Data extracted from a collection
-*-

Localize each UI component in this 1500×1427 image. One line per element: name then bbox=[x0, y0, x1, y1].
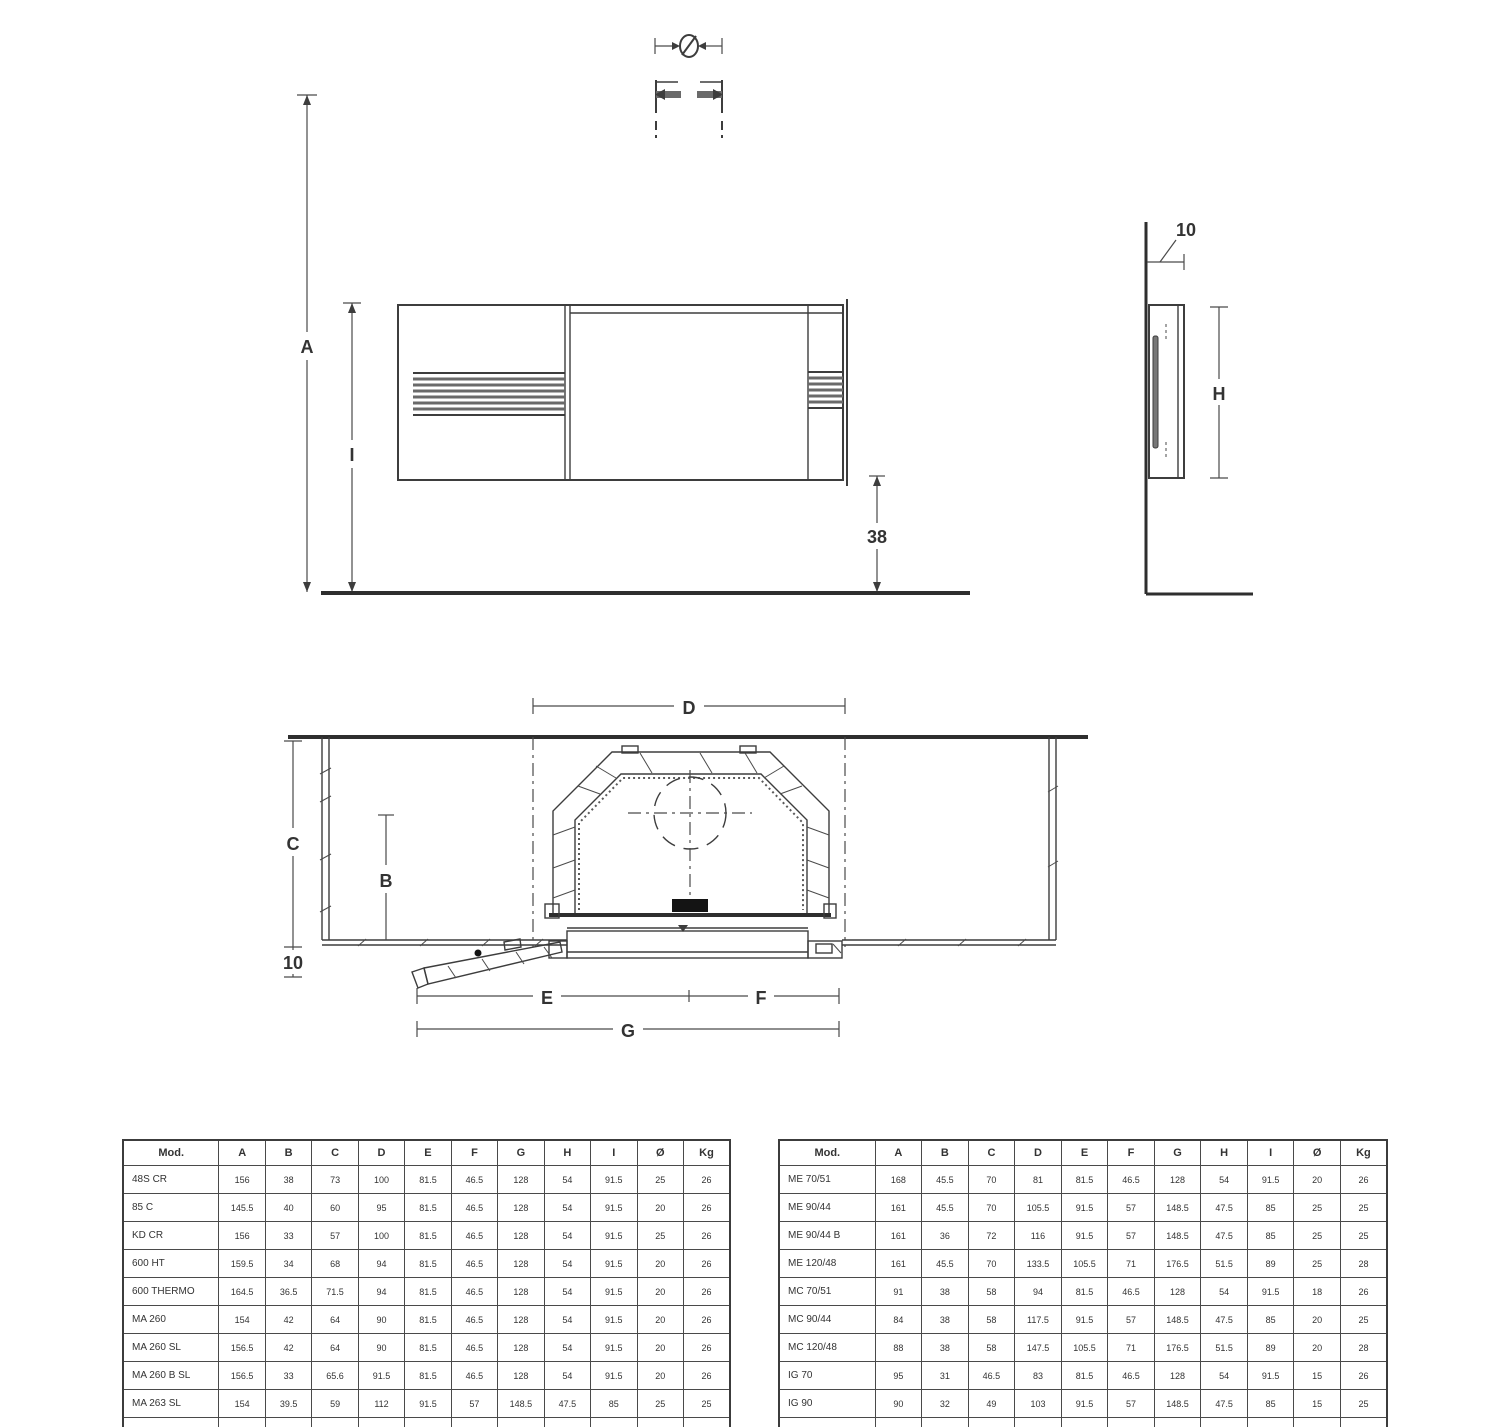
label-38: 38 bbox=[867, 527, 887, 547]
column-header: C bbox=[312, 1140, 358, 1166]
dimension-value: 71 bbox=[1108, 1334, 1155, 1362]
dimension-value: 58 bbox=[968, 1306, 1015, 1334]
column-header: F bbox=[451, 1140, 497, 1166]
technical-sheet: A I bbox=[0, 0, 1500, 1427]
dimension-value: 46.5 bbox=[1108, 1278, 1155, 1306]
dimension-value: 45.5 bbox=[922, 1194, 969, 1222]
dimension-value: 45.5 bbox=[922, 1250, 969, 1278]
dimension-value: 20 bbox=[637, 1362, 683, 1390]
dimension-value: 70 bbox=[968, 1194, 1015, 1222]
table-row: MA 263 B SL1543060.611291.557148.547.585… bbox=[123, 1418, 730, 1427]
dimension-value: 90 bbox=[358, 1334, 404, 1362]
dimension-value: 54 bbox=[544, 1334, 590, 1362]
dimension-value: 57 bbox=[312, 1222, 358, 1250]
firebox bbox=[545, 746, 842, 958]
dimension-value: 91.5 bbox=[591, 1334, 637, 1362]
plan-view: C 10 B bbox=[278, 693, 1088, 1042]
column-header: E bbox=[1061, 1140, 1108, 1166]
dimension-value: 71.5 bbox=[312, 1278, 358, 1306]
dimension-value: 156 bbox=[219, 1166, 265, 1194]
dimension-value: 148.5 bbox=[498, 1418, 544, 1427]
dimension-value: 85 bbox=[1247, 1390, 1294, 1418]
dimension-value: 128 bbox=[498, 1222, 544, 1250]
column-header: D bbox=[358, 1140, 404, 1166]
dimension-value: 128 bbox=[498, 1334, 544, 1362]
dimension-value: 57 bbox=[1108, 1306, 1155, 1334]
dimension-value: 26 bbox=[683, 1222, 730, 1250]
label-E: E bbox=[541, 988, 553, 1008]
dimension-value: 148.5 bbox=[1154, 1222, 1201, 1250]
dimension-value: 28 bbox=[1340, 1250, 1387, 1278]
vent-grille-right bbox=[808, 372, 843, 408]
dimension-B: B bbox=[373, 815, 399, 940]
dimension-value: 54 bbox=[544, 1166, 590, 1194]
dimension-value: 148.5 bbox=[1154, 1390, 1201, 1418]
column-header: G bbox=[1154, 1140, 1201, 1166]
dimension-value: 148.5 bbox=[1154, 1306, 1201, 1334]
dimension-value: 91.5 bbox=[591, 1166, 637, 1194]
table-row: MA 260 B SL156.53365.691.581.546.5128549… bbox=[123, 1362, 730, 1390]
dimension-value: 91.5 bbox=[405, 1418, 451, 1427]
dimension-value: 60 bbox=[312, 1194, 358, 1222]
dimension-value: 51.5 bbox=[1201, 1250, 1248, 1278]
column-header: Kg bbox=[683, 1140, 730, 1166]
dimension-value: 33 bbox=[265, 1222, 311, 1250]
dimension-value: 54 bbox=[544, 1250, 590, 1278]
dimension-value: 91.5 bbox=[358, 1362, 404, 1390]
dimension-value: 117.5 bbox=[1015, 1306, 1062, 1334]
dimension-value: 72 bbox=[968, 1222, 1015, 1250]
hood-side-profile bbox=[1149, 305, 1184, 478]
dimension-value: 20 bbox=[637, 1334, 683, 1362]
table-row: MA 26015442649081.546.51285491.52026 bbox=[123, 1306, 730, 1334]
column-header: B bbox=[922, 1140, 969, 1166]
dimension-value: 26 bbox=[683, 1306, 730, 1334]
dimension-value: 33 bbox=[265, 1362, 311, 1390]
dimension-value: 148.5 bbox=[1154, 1194, 1201, 1222]
dimension-value: 89 bbox=[1247, 1250, 1294, 1278]
dimension-value: 128 bbox=[498, 1194, 544, 1222]
dimension-value: 161 bbox=[875, 1250, 922, 1278]
column-header: Ø bbox=[1294, 1140, 1341, 1166]
dimension-value: 91.5 bbox=[591, 1250, 637, 1278]
column-header: D bbox=[1015, 1140, 1062, 1166]
dimension-value: 91.5 bbox=[1061, 1306, 1108, 1334]
label-10-offset: 10 bbox=[283, 953, 303, 973]
dimension-value: 103 bbox=[1015, 1390, 1062, 1418]
table-row: 600 THERMO164.536.571.59481.546.51285491… bbox=[123, 1278, 730, 1306]
label-G: G bbox=[621, 1021, 635, 1041]
dimension-value: 36.5 bbox=[265, 1278, 311, 1306]
table-row: MA 263 SL15439.55911291.557148.547.58525… bbox=[123, 1390, 730, 1418]
column-header: Mod. bbox=[779, 1140, 875, 1166]
dimension-value: 94 bbox=[358, 1278, 404, 1306]
dimension-value: 46.5 bbox=[1108, 1362, 1155, 1390]
dimension-value: 176.5 bbox=[1154, 1334, 1201, 1362]
dimension-value: 91.5 bbox=[1061, 1194, 1108, 1222]
dimension-value: 95 bbox=[875, 1362, 922, 1390]
column-header: A bbox=[875, 1140, 922, 1166]
dimension-value: 51.5 bbox=[1201, 1334, 1248, 1362]
dimension-C: C bbox=[280, 741, 306, 947]
table-row: KD CR156335710081.546.51285491.52526 bbox=[123, 1222, 730, 1250]
dimension-value: 88 bbox=[875, 1334, 922, 1362]
dimension-value: 42 bbox=[265, 1306, 311, 1334]
dimension-value: 25 bbox=[1340, 1306, 1387, 1334]
label-H: H bbox=[1213, 384, 1226, 404]
column-header: A bbox=[219, 1140, 265, 1166]
dimension-value: 68 bbox=[312, 1250, 358, 1278]
dimension-value: 46.5 bbox=[451, 1278, 497, 1306]
dimension-value: 81.5 bbox=[405, 1222, 451, 1250]
dimension-value: 112 bbox=[358, 1390, 404, 1418]
dimension-value: 45.5 bbox=[922, 1166, 969, 1194]
dimension-value: 161 bbox=[875, 1222, 922, 1250]
dimensions-table-left: Mod.ABCDEFGHIØKg48S CR156387310081.546.5… bbox=[122, 1139, 731, 1427]
dimension-value: 94 bbox=[1015, 1278, 1062, 1306]
dimension-value: 91.5 bbox=[405, 1390, 451, 1418]
front-view: A I bbox=[294, 95, 970, 593]
dimension-value: 60.6 bbox=[312, 1418, 358, 1427]
dimension-value: 54 bbox=[1201, 1166, 1248, 1194]
dimension-value: 57 bbox=[1108, 1194, 1155, 1222]
dimension-value: 46.5 bbox=[451, 1166, 497, 1194]
dimension-value: 148.5 bbox=[498, 1390, 544, 1418]
dimension-value: 91.5 bbox=[591, 1362, 637, 1390]
dimension-value: 91.5 bbox=[591, 1278, 637, 1306]
dimension-value: 91.5 bbox=[1247, 1166, 1294, 1194]
dimension-value: 32 bbox=[922, 1390, 969, 1418]
dimension-value: 31 bbox=[922, 1362, 969, 1390]
dimension-value: 91.5 bbox=[591, 1222, 637, 1250]
dimension-value: 91 bbox=[875, 1278, 922, 1306]
dimension-value: 25 bbox=[1340, 1222, 1387, 1250]
dimension-value: 25 bbox=[1340, 1418, 1387, 1427]
dimension-value: 47.5 bbox=[1201, 1418, 1248, 1427]
label-10-depth: 10 bbox=[1176, 220, 1196, 240]
table-row: IG 70953146.58381.546.51285491.51526 bbox=[779, 1362, 1387, 1390]
dimension-value: 81.5 bbox=[1061, 1362, 1108, 1390]
column-header: Kg bbox=[1340, 1140, 1387, 1166]
dimension-value: 91.5 bbox=[1247, 1278, 1294, 1306]
dimension-value: 81.5 bbox=[405, 1278, 451, 1306]
table-row: MC 90/44843858117.591.557148.547.5852025 bbox=[779, 1306, 1387, 1334]
table-row: ME 70/5116845.5708181.546.51285491.52026 bbox=[779, 1166, 1387, 1194]
column-header: C bbox=[968, 1140, 1015, 1166]
dimension-value: 91.5 bbox=[1061, 1390, 1108, 1418]
dimension-value: 176.5 bbox=[1154, 1250, 1201, 1278]
dimension-value: 25 bbox=[637, 1222, 683, 1250]
dimension-value: 20 bbox=[1294, 1306, 1341, 1334]
dimension-value: 122 bbox=[1015, 1418, 1062, 1427]
glass-edge bbox=[1153, 336, 1158, 448]
dimension-value: 90 bbox=[875, 1418, 922, 1427]
dimension-value: 148.5 bbox=[1154, 1418, 1201, 1427]
label-I: I bbox=[349, 445, 354, 465]
dimension-value: 128 bbox=[498, 1306, 544, 1334]
model-name: MC 120/48 bbox=[779, 1334, 875, 1362]
model-name: IG 70 bbox=[779, 1362, 875, 1390]
dimension-38: 38 bbox=[862, 476, 893, 592]
dimension-value: 91.5 bbox=[591, 1194, 637, 1222]
table-row: 48S CR156387310081.546.51285491.52526 bbox=[123, 1166, 730, 1194]
dimension-value: 154 bbox=[219, 1418, 265, 1427]
dimension-value: 25 bbox=[683, 1418, 730, 1427]
dimension-value: 112 bbox=[358, 1418, 404, 1427]
dimension-value: 91.5 bbox=[591, 1306, 637, 1334]
dimension-value: 54 bbox=[1201, 1278, 1248, 1306]
dimension-value: 46.5 bbox=[451, 1222, 497, 1250]
model-name: MA 260 bbox=[123, 1306, 219, 1334]
dimension-value: 105.5 bbox=[1015, 1194, 1062, 1222]
dimension-value: 25 bbox=[637, 1390, 683, 1418]
dimension-value: 26 bbox=[683, 1362, 730, 1390]
model-name: MA 260 B SL bbox=[123, 1362, 219, 1390]
dimension-value: 90 bbox=[358, 1306, 404, 1334]
dimension-value: 89 bbox=[1247, 1334, 1294, 1362]
dimension-value: 39.5 bbox=[265, 1390, 311, 1418]
dimension-value: 91.5 bbox=[1061, 1418, 1108, 1427]
dimension-value: 38 bbox=[922, 1278, 969, 1306]
dimension-value: 70 bbox=[968, 1250, 1015, 1278]
model-name: 85 C bbox=[123, 1194, 219, 1222]
dimension-value: 58 bbox=[968, 1334, 1015, 1362]
dimension-value: 36 bbox=[922, 1222, 969, 1250]
dimension-value: 57 bbox=[1108, 1390, 1155, 1418]
table-row: 600 HT159.534689481.546.51285491.52026 bbox=[123, 1250, 730, 1278]
dimension-value: 57 bbox=[1108, 1222, 1155, 1250]
table-row: ME 120/4816145.570133.5105.571176.551.58… bbox=[779, 1250, 1387, 1278]
table-row: IG 90 B902550.512291.557148.547.5851525 bbox=[779, 1418, 1387, 1427]
dimension-value: 94 bbox=[358, 1250, 404, 1278]
dimension-value: 81.5 bbox=[405, 1194, 451, 1222]
label-A: A bbox=[301, 337, 314, 357]
dimension-value: 49 bbox=[968, 1390, 1015, 1418]
dimension-value: 70 bbox=[968, 1166, 1015, 1194]
column-header: Mod. bbox=[123, 1140, 219, 1166]
dimension-value: 91.5 bbox=[1247, 1362, 1294, 1390]
dimension-10-offset: 10 bbox=[278, 947, 308, 977]
dimensions-table-right: Mod.ABCDEFGHIØKgME 70/5116845.5708181.54… bbox=[778, 1139, 1388, 1427]
dimension-value: 25 bbox=[1340, 1194, 1387, 1222]
dimension-value: 15 bbox=[1294, 1418, 1341, 1427]
dimension-value: 54 bbox=[544, 1194, 590, 1222]
dimension-value: 81.5 bbox=[405, 1362, 451, 1390]
dimension-value: 164.5 bbox=[219, 1278, 265, 1306]
dimension-value: 25 bbox=[637, 1166, 683, 1194]
column-header: I bbox=[591, 1140, 637, 1166]
column-header: G bbox=[498, 1140, 544, 1166]
dimension-value: 25 bbox=[1340, 1390, 1387, 1418]
dimension-value: 85 bbox=[1247, 1418, 1294, 1427]
dimension-value: 128 bbox=[1154, 1166, 1201, 1194]
dimension-value: 47.5 bbox=[1201, 1194, 1248, 1222]
dimension-value: 54 bbox=[1201, 1362, 1248, 1390]
dimension-value: 20 bbox=[637, 1194, 683, 1222]
dimension-value: 26 bbox=[1340, 1362, 1387, 1390]
dimension-value: 147.5 bbox=[1015, 1334, 1062, 1362]
dimension-value: 20 bbox=[637, 1250, 683, 1278]
dimension-value: 168 bbox=[875, 1166, 922, 1194]
model-name: 600 HT bbox=[123, 1250, 219, 1278]
dimension-value: 28 bbox=[1340, 1334, 1387, 1362]
dimension-value: 154 bbox=[219, 1306, 265, 1334]
dimension-value: 81.5 bbox=[405, 1334, 451, 1362]
dimension-value: 105.5 bbox=[1061, 1334, 1108, 1362]
dimension-value: 133.5 bbox=[1015, 1250, 1062, 1278]
dimension-value: 46.5 bbox=[968, 1362, 1015, 1390]
dimension-value: 59 bbox=[312, 1390, 358, 1418]
dimension-value: 81.5 bbox=[1061, 1166, 1108, 1194]
column-header: B bbox=[265, 1140, 311, 1166]
dimension-value: 81.5 bbox=[405, 1250, 451, 1278]
dimension-value: 38 bbox=[922, 1334, 969, 1362]
dimension-value: 90 bbox=[875, 1390, 922, 1418]
dimension-value: 26 bbox=[683, 1194, 730, 1222]
right-side-wall bbox=[842, 737, 1058, 946]
dimension-value: 54 bbox=[544, 1222, 590, 1250]
dimension-value: 116 bbox=[1015, 1222, 1062, 1250]
dimension-value: 42 bbox=[265, 1334, 311, 1362]
dimension-value: 84 bbox=[875, 1306, 922, 1334]
dimension-value: 54 bbox=[544, 1278, 590, 1306]
label-F: F bbox=[756, 988, 767, 1008]
door-knob bbox=[475, 950, 482, 957]
dimension-value: 47.5 bbox=[1201, 1390, 1248, 1418]
column-header: E bbox=[405, 1140, 451, 1166]
dimension-value: 34 bbox=[265, 1250, 311, 1278]
dimension-value: 57 bbox=[451, 1390, 497, 1418]
model-name: MC 90/44 bbox=[779, 1306, 875, 1334]
dimension-value: 91.5 bbox=[1061, 1222, 1108, 1250]
dimension-value: 81.5 bbox=[405, 1306, 451, 1334]
model-name: 48S CR bbox=[123, 1166, 219, 1194]
dimension-value: 83 bbox=[1015, 1362, 1062, 1390]
dimension-drawing: A I bbox=[0, 0, 1500, 1110]
dimension-value: 128 bbox=[1154, 1362, 1201, 1390]
dimension-value: 20 bbox=[637, 1418, 683, 1427]
flue-pipe-section bbox=[655, 80, 723, 138]
dimension-value: 46.5 bbox=[451, 1362, 497, 1390]
dimension-value: 30 bbox=[265, 1418, 311, 1427]
dimension-value: 159.5 bbox=[219, 1250, 265, 1278]
dimension-value: 81.5 bbox=[405, 1166, 451, 1194]
dimension-value: 47.5 bbox=[1201, 1222, 1248, 1250]
dimension-value: 26 bbox=[1340, 1278, 1387, 1306]
model-name: ME 90/44 B bbox=[779, 1222, 875, 1250]
dimension-value: 81 bbox=[1015, 1166, 1062, 1194]
column-header: F bbox=[1108, 1140, 1155, 1166]
dimension-value: 47.5 bbox=[1201, 1306, 1248, 1334]
dimension-value: 156 bbox=[219, 1222, 265, 1250]
column-header: H bbox=[1201, 1140, 1248, 1166]
dimension-value: 25 bbox=[1294, 1194, 1341, 1222]
dimension-value: 26 bbox=[683, 1250, 730, 1278]
dimension-value: 58 bbox=[968, 1278, 1015, 1306]
dimension-value: 85 bbox=[1247, 1222, 1294, 1250]
model-name: 600 THERMO bbox=[123, 1278, 219, 1306]
dimension-value: 145.5 bbox=[219, 1194, 265, 1222]
dimension-value: 54 bbox=[544, 1306, 590, 1334]
hearth bbox=[567, 931, 808, 958]
dimension-value: 26 bbox=[1340, 1166, 1387, 1194]
dimension-value: 26 bbox=[683, 1278, 730, 1306]
table-header-row: Mod.ABCDEFGHIØKg bbox=[123, 1140, 730, 1166]
dimension-value: 85 bbox=[1247, 1306, 1294, 1334]
dimension-value: 25 bbox=[1294, 1222, 1341, 1250]
dimension-D: D bbox=[533, 693, 845, 719]
dimension-value: 100 bbox=[358, 1166, 404, 1194]
dimension-value: 20 bbox=[1294, 1166, 1341, 1194]
model-name: MA 263 B SL bbox=[123, 1418, 219, 1427]
dimension-value: 25 bbox=[683, 1390, 730, 1418]
table-row: IG 9090324910391.557148.547.5851525 bbox=[779, 1390, 1387, 1418]
column-header: Ø bbox=[637, 1140, 683, 1166]
dimension-value: 57 bbox=[451, 1418, 497, 1427]
dimension-value: 46.5 bbox=[451, 1250, 497, 1278]
dimension-value: 47.5 bbox=[544, 1390, 590, 1418]
model-name: IG 90 bbox=[779, 1390, 875, 1418]
dimension-value: 46.5 bbox=[1108, 1166, 1155, 1194]
dimension-value: 25 bbox=[1294, 1250, 1341, 1278]
dimension-value: 154 bbox=[219, 1390, 265, 1418]
dimension-value: 20 bbox=[637, 1306, 683, 1334]
dimension-value: 18 bbox=[1294, 1278, 1341, 1306]
table-row: MC 70/519138589481.546.51285491.51826 bbox=[779, 1278, 1387, 1306]
dimension-value: 65.6 bbox=[312, 1362, 358, 1390]
dimension-value: 26 bbox=[683, 1166, 730, 1194]
table-row: ME 90/4416145.570105.591.557148.547.5852… bbox=[779, 1194, 1387, 1222]
dimension-value: 46.5 bbox=[451, 1306, 497, 1334]
dimension-value: 64 bbox=[312, 1334, 358, 1362]
dimension-G: G bbox=[417, 1016, 839, 1042]
dimension-H: H bbox=[1207, 307, 1231, 478]
damper bbox=[672, 899, 708, 912]
dimension-E-F: E F bbox=[417, 983, 839, 1009]
dimension-value: 81.5 bbox=[1061, 1278, 1108, 1306]
table-row: 85 C145.540609581.546.51285491.52026 bbox=[123, 1194, 730, 1222]
dimension-value: 128 bbox=[1154, 1278, 1201, 1306]
table-row: MA 260 SL156.542649081.546.51285491.5202… bbox=[123, 1334, 730, 1362]
dimension-value: 73 bbox=[312, 1166, 358, 1194]
side-view: 10 H bbox=[1146, 220, 1253, 594]
table-row: ME 90/44 B161367211691.557148.547.585252… bbox=[779, 1222, 1387, 1250]
dimension-value: 57 bbox=[1108, 1418, 1155, 1427]
dimension-value: 128 bbox=[498, 1362, 544, 1390]
dimension-value: 54 bbox=[544, 1362, 590, 1390]
dimension-I: I bbox=[343, 303, 361, 592]
dimension-value: 156.5 bbox=[219, 1362, 265, 1390]
dimension-value: 128 bbox=[498, 1250, 544, 1278]
dimension-value: 47.5 bbox=[544, 1418, 590, 1427]
open-door bbox=[412, 939, 562, 988]
column-header: H bbox=[544, 1140, 590, 1166]
dimension-value: 20 bbox=[637, 1278, 683, 1306]
dimension-value: 50.5 bbox=[968, 1418, 1015, 1427]
dimension-value: 95 bbox=[358, 1194, 404, 1222]
vent-grille-left bbox=[413, 373, 565, 415]
dimension-value: 26 bbox=[683, 1334, 730, 1362]
label-C: C bbox=[287, 834, 300, 854]
dimension-value: 38 bbox=[265, 1166, 311, 1194]
dimension-value: 161 bbox=[875, 1194, 922, 1222]
model-name: KD CR bbox=[123, 1222, 219, 1250]
model-name: ME 70/51 bbox=[779, 1166, 875, 1194]
dimension-A: A bbox=[294, 95, 320, 592]
dimension-value: 105.5 bbox=[1061, 1250, 1108, 1278]
dimension-value: 156.5 bbox=[219, 1334, 265, 1362]
dimension-value: 20 bbox=[1294, 1334, 1341, 1362]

-*-

◆ Task objective ◆
Reproduce the lines above between the line containing "label-38: 38 bbox=[867, 527, 887, 547]" and the line containing "dimension-value: 46.5 bbox=[1108, 1278, 1155, 1306]", inclusive.

◆ Correct response ◆
label-38: 38 bbox=[867, 527, 887, 547]
column-header: C bbox=[312, 1140, 358, 1166]
dimension-value: 71 bbox=[1108, 1334, 1155, 1362]
dimension-value: 58 bbox=[968, 1306, 1015, 1334]
column-header: F bbox=[451, 1140, 497, 1166]
technical-sheet: A I bbox=[0, 0, 1500, 1427]
dimension-value: 46.5 bbox=[1108, 1278, 1155, 1306]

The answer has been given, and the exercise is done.